### Short task A
Answer these questions using the page on San Antonio personal injury cases:
(i) In most Texas cases, how long after the accident do you have to take your case to court?
(ii) What must be true of a settlement agreement for it to become a binding legal contract?
(iii) Why do most people in a personal injury case prefer to settle?
### Short task B
Can you write the next part of the page on San Antonio personal injury cases, picking up after its last sentence?

### Text provided
------------------------

Will My San Antonio Personal Injury Case Go to Trial?

There is a difference between a claim and a lawsuit. In personal injury law, “claim” might refer to an abstract right to compensation, or it might refer to an insurance claim. 

In either event, most San Antonio personal injury claims do not mature into lawsuits, let alone trials. Instead, they are resolved through out-of-court settlement negotiations. 

However, there are some circumstances when taking your case to court may be in your best interest. Keep in mind that settlement negotiations can continue after a lawsuit is filed as well. 

The Texas Statute of Limitations Might Force Your Hand

The Texas Statute of Limitations Might Force Your Hand

The Texas statute of limitations is the law that sets the deadline by which you must either turn your claim into a lawsuit or forever hold your peace. In Texas, in most cases, you have until two years after the accident that injured you to take your case to court. 

If you are filing a wrongful death claim on behalf of someone else, you have until two years after the victim’s date of death to file your claim. Other situations will also stop the statute of limitations clock from ticking temporarily. 

If you were under 18 at the time you were injured, for example, the statute of limitations countdown doesn’t start until your 18th birthday.  

Consult with an experienced attorney to help you determine the time limit for your particular case.

The Settlement Option

A settlement occurs when you and the defendant agree on how much the defendant should pay you. In exchange for the agreed-upon amount, you agree never to file a lawsuit over the claim or, if you’ve already filed a lawsuit, to permanently withdraw it. 

Your settlement agreement needs to be in writing and signed by both sides. When this happens, it becomes a binding legal contract that you can enforce in court just like any other contract. 

Timeline of a Typical Settlement

The timeline of a personal injury settlement (if indeed the case is ever settled) varies widely from case to case. A settlement can occur at any time during the following sequence of events:

  • You send a demand letter to the defendant;
  • The defendant agrees to negotiate with you;
  • Negotiations go back and forth;
  • You lose patience with the defendant and file a lawsuit;
  • Both sides engage in the pretrial discovery evidence-gathering process;
  • Both parties enter into mediation under pressure from the judge;
  • Mediation talks break down;
  • The judge schedules a trial; and 
  • The court holds a trial.

You can even agree to settle while the jury is deliberating the verdict.  

The Advantages of Settling Your Claim

Most people involved in a personal injury case prefer to settle because it is easier, quicker, and cheaper than trial. Furthermore, settlement negotiations are not subject to the strict formal rules that apply at trial.

------------------------

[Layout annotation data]
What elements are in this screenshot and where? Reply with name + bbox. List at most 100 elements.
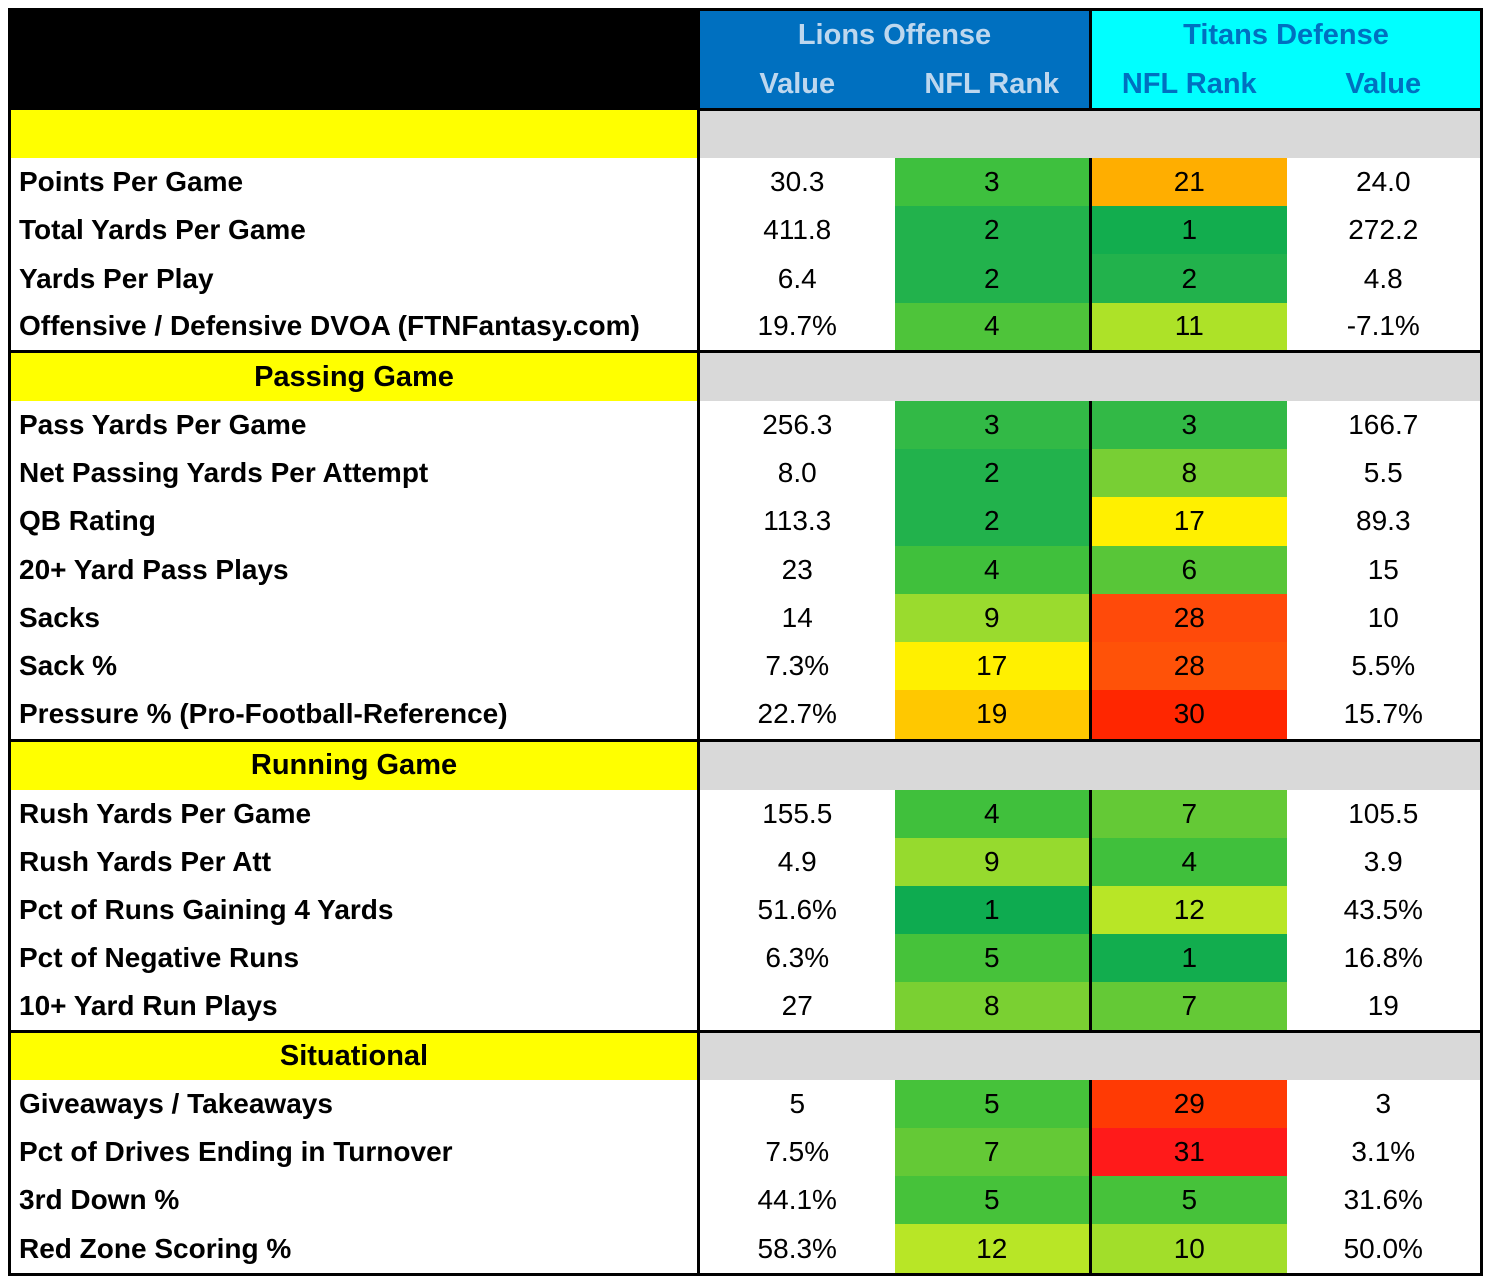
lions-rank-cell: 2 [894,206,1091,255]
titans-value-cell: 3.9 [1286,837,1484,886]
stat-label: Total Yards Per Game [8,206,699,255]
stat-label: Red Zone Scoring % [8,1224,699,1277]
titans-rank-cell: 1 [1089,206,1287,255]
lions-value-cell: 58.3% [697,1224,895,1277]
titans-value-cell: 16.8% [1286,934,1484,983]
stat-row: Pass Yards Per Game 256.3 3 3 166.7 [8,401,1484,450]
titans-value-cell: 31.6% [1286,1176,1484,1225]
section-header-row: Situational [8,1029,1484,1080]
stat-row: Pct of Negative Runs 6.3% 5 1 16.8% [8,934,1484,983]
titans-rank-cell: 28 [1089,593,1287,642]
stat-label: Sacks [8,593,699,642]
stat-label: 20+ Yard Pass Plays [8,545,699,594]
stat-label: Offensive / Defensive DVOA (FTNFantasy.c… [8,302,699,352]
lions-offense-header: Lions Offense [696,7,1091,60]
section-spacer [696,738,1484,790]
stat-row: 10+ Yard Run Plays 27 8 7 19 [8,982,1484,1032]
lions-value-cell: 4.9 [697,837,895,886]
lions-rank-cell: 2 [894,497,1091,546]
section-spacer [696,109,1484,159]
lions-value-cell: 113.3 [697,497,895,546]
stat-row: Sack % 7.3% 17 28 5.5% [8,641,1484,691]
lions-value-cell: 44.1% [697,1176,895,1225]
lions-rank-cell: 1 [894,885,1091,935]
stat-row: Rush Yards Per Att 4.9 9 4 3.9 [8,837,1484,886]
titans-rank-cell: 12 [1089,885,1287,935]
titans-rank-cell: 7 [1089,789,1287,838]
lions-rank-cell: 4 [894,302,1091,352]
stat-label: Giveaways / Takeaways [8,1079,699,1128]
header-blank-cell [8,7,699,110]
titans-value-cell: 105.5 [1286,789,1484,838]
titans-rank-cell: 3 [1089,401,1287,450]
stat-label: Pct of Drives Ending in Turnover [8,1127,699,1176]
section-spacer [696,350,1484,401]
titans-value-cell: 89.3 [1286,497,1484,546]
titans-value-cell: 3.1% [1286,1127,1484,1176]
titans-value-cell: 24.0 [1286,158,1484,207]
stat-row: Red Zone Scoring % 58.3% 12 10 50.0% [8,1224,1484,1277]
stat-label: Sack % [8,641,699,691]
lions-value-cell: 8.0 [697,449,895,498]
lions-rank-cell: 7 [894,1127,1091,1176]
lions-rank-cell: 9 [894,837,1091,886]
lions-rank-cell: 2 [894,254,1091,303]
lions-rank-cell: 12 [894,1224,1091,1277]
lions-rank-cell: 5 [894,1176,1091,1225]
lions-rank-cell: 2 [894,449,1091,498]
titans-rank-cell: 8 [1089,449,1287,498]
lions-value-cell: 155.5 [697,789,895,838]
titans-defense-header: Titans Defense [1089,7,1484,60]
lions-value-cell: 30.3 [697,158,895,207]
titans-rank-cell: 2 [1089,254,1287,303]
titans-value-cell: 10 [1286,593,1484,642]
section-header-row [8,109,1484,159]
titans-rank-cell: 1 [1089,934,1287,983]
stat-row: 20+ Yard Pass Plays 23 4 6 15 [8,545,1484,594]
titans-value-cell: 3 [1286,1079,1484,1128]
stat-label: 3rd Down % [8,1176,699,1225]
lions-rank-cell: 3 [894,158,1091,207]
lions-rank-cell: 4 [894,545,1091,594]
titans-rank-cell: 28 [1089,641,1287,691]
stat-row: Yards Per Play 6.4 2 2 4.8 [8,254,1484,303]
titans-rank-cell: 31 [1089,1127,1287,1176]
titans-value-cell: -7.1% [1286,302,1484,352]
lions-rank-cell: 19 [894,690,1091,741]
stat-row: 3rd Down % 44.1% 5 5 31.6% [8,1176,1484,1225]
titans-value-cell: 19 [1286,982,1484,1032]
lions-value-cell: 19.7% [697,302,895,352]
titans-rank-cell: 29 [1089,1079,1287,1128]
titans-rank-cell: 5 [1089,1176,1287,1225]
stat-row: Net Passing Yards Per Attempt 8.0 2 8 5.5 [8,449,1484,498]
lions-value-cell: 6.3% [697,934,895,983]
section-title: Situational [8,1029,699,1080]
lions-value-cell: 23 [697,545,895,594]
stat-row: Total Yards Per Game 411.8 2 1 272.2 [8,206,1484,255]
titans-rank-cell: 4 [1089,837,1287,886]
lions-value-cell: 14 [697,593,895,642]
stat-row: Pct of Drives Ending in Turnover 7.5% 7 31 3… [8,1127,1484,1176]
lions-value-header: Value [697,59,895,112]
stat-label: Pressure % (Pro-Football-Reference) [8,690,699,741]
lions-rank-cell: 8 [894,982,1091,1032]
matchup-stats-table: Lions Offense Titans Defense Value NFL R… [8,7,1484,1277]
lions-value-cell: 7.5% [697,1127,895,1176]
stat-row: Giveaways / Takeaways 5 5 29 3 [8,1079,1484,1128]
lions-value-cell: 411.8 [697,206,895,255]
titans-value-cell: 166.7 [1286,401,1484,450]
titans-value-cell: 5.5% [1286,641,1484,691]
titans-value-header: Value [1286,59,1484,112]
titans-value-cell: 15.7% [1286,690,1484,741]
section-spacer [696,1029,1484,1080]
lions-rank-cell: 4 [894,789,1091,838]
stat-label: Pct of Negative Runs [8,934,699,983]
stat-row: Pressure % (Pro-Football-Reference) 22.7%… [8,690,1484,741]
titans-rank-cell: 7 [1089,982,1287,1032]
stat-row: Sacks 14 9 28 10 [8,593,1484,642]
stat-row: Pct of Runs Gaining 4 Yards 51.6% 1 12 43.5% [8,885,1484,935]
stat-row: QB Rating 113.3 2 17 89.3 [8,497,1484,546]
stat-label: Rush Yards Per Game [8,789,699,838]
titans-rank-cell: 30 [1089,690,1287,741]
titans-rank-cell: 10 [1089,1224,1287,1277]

------------------------

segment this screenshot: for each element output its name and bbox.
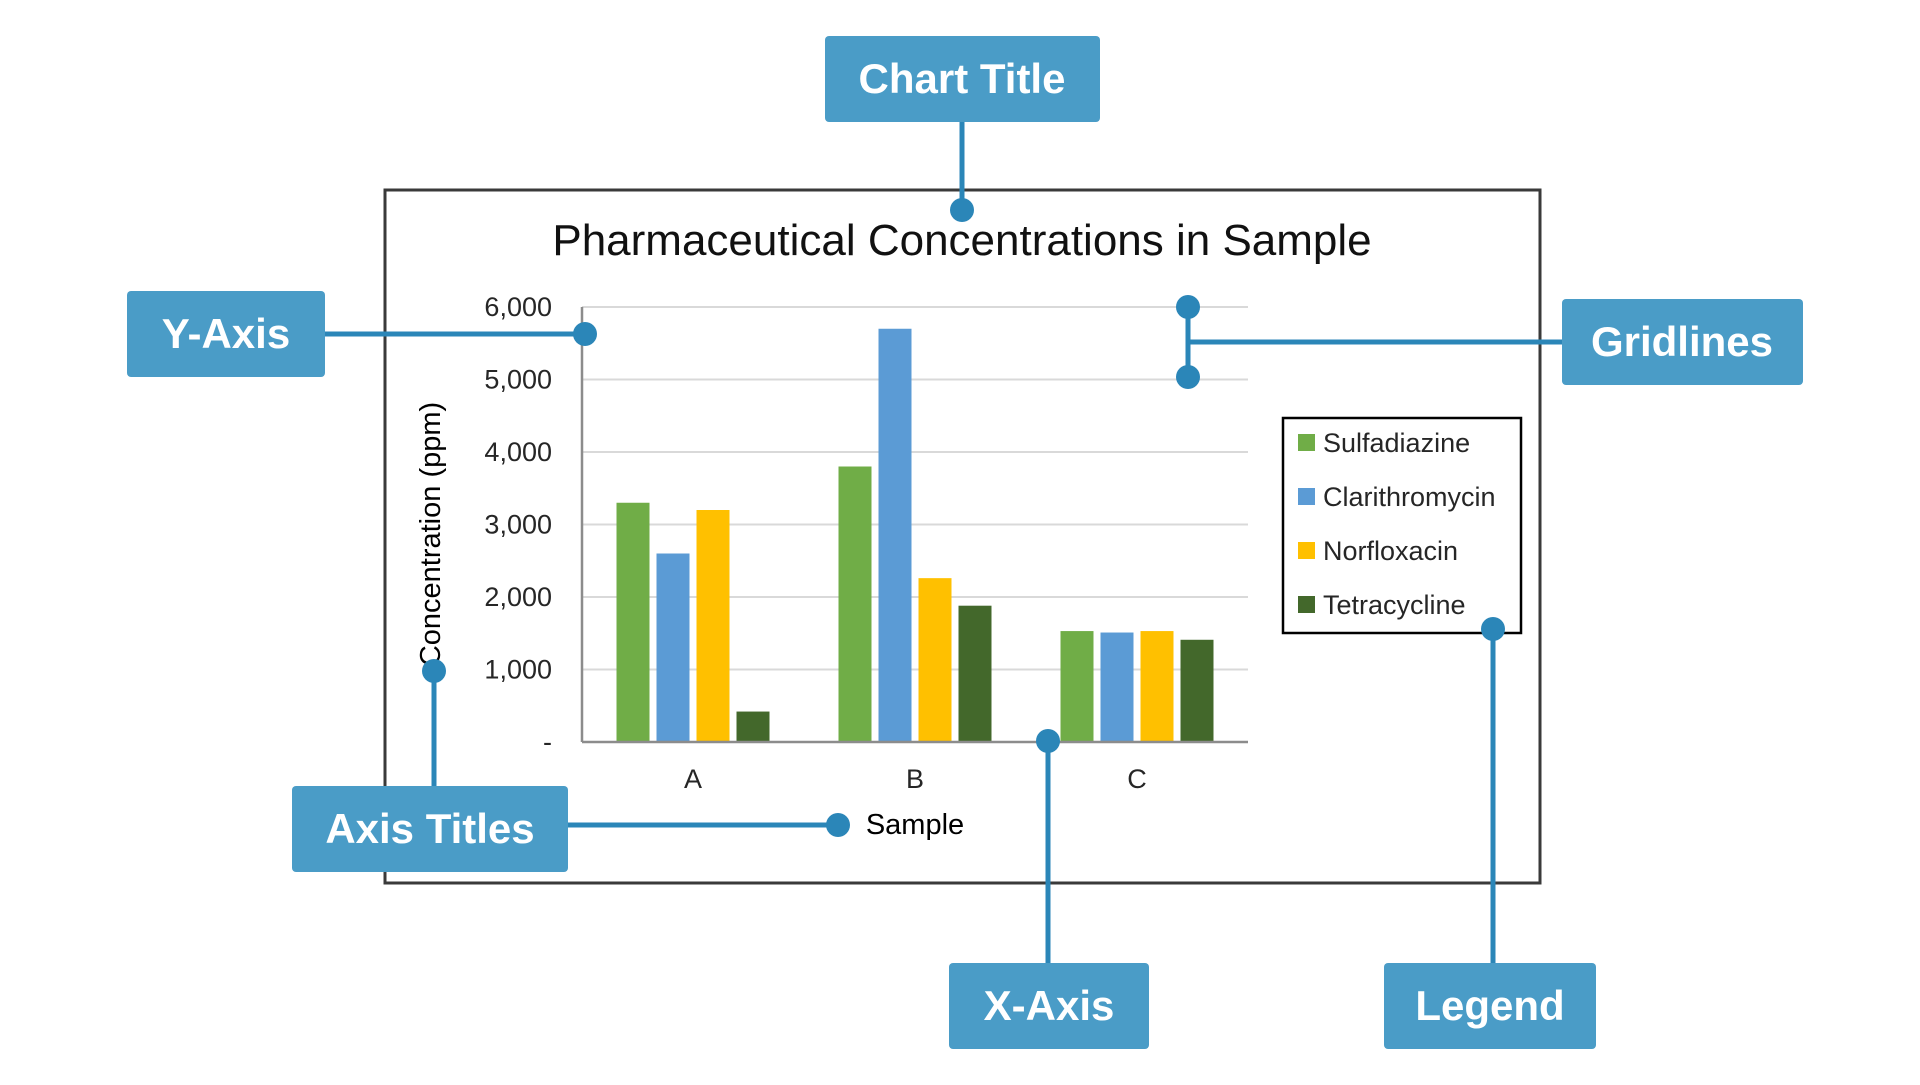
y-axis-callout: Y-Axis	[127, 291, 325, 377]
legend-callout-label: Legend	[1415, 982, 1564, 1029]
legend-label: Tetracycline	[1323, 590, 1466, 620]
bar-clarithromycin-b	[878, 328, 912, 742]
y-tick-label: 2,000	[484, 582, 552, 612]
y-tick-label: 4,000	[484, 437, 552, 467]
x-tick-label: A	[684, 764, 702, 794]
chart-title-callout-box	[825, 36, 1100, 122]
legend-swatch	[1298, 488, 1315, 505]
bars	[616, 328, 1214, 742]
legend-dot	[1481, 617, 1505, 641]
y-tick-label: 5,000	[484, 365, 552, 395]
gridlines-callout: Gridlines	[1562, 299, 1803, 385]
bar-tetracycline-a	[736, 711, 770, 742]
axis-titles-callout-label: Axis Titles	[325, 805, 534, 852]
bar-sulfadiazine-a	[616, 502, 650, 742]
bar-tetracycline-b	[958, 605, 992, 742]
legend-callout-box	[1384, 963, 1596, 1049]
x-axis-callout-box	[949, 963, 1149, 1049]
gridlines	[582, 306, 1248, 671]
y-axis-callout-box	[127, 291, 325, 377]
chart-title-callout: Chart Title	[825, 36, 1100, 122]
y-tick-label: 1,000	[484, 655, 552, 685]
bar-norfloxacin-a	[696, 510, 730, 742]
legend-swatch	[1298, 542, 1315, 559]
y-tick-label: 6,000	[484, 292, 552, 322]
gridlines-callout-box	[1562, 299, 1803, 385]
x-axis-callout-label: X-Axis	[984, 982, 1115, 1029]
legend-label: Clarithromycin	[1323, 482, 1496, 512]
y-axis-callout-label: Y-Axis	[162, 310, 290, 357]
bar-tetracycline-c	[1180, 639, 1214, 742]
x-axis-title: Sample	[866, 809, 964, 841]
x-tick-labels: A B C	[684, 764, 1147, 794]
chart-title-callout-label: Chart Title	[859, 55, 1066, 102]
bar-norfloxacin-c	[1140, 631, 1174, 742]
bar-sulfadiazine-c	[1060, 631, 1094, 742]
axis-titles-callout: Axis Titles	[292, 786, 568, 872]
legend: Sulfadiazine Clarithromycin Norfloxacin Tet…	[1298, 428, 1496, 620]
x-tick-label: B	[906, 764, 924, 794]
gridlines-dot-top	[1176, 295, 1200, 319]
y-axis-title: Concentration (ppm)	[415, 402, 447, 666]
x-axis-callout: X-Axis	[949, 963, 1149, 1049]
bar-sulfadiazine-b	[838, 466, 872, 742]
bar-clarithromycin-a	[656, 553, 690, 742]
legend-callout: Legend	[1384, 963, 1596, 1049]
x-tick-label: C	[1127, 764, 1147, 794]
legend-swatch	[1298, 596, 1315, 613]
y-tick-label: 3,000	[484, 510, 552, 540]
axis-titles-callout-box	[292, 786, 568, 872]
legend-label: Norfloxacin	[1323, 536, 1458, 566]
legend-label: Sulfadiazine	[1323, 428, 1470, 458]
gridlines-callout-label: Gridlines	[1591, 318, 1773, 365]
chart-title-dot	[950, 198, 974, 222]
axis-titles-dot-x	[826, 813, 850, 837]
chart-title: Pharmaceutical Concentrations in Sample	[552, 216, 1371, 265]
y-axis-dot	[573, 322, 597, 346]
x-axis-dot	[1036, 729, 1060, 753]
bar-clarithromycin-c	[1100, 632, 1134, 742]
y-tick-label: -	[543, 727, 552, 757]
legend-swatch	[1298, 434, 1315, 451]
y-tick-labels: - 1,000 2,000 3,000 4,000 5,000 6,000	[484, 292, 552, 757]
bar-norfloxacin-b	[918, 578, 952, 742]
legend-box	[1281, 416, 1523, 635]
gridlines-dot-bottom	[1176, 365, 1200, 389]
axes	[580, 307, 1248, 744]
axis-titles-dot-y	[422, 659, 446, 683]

------------------------

### Task output A
(i) Two years after the accident that injured you.
(ii) It must be in writing and signed by both sides.
(iii) Settling is easier, quicker, and cheaper than trial.

### Task output B
Reasons Why You Might File a Lawsuit During Settlement Negotiations

Just because you file a lawsuit during settlement negotiations doesn’t mean you have given up on settlement and have resigned yourself to trial. Following are some of the reasons why you might file a lawsuit while holding out hope for an eventual settlement:

To Beat the Statute of Limitations

Once you file a formal written complaint with the court, pay the filing fee, and formally notify the defendant through “service of process,” it doesn’t matter when your case is actually resolved, even if it’s 10 years from now. Once you complete filing procedures, the statute of limitations threat is over permanently.

To Show the Opposing Party You Mean Business

Not just anyone can file a persuasive legal complaint to initiate a lawsuit. Showing the defendant that you know how to file a lawsuit and that you are willing to do so can exert a strong psychological effect on them. It also starts the clock ticking, because the judge will schedule a trial sooner or later.

To Gain Access to the Pretrial Discovery Process

The pretrial discovery process is an effective way for each side to gather evidence that is in the possession of the other side. This can include:

  • Depositions: Under oath, out-of-court cross-examination of witnesses.
  • Interrogatories: Written questions that the other side must answer under oath.
  • Demands for the production of physical evidence for inspection, or document for copying.
  • Requests for admissions: A request that the other side admits to uncontroversial facts that the requesting party doesn’t want to bother proving at trial.

The evidence you gain during pretrial discovery might tilt the balance of the case so strongly in your favor that the defendant will agree to settle immediately, rather than face certain defeat in court. 

On the other hand, pretrial discovery might result in a deadlock whether neither side has a decisive advantage. It is cases like these that are highly likely to go to trial. 

Because You Want To Go to Trial

You might actually prefer trial, for one or more of the following reasons:

  • The defendant is simply too stingy to offer a fair settlement;
  • The availability of punitive damages;
  • The opportunity to persuade a sympathetic jury that you deserve more money than the defendant is willing to offer;
  • To set a legal precedent that might benefit you or others in the future;
  • To make a public example out of the defendant; or
  • You seek public vindication (if the defendant made false public accusations against you, for example).

Depending on the circumstances, there might be many other reasons why you might prefer a trial.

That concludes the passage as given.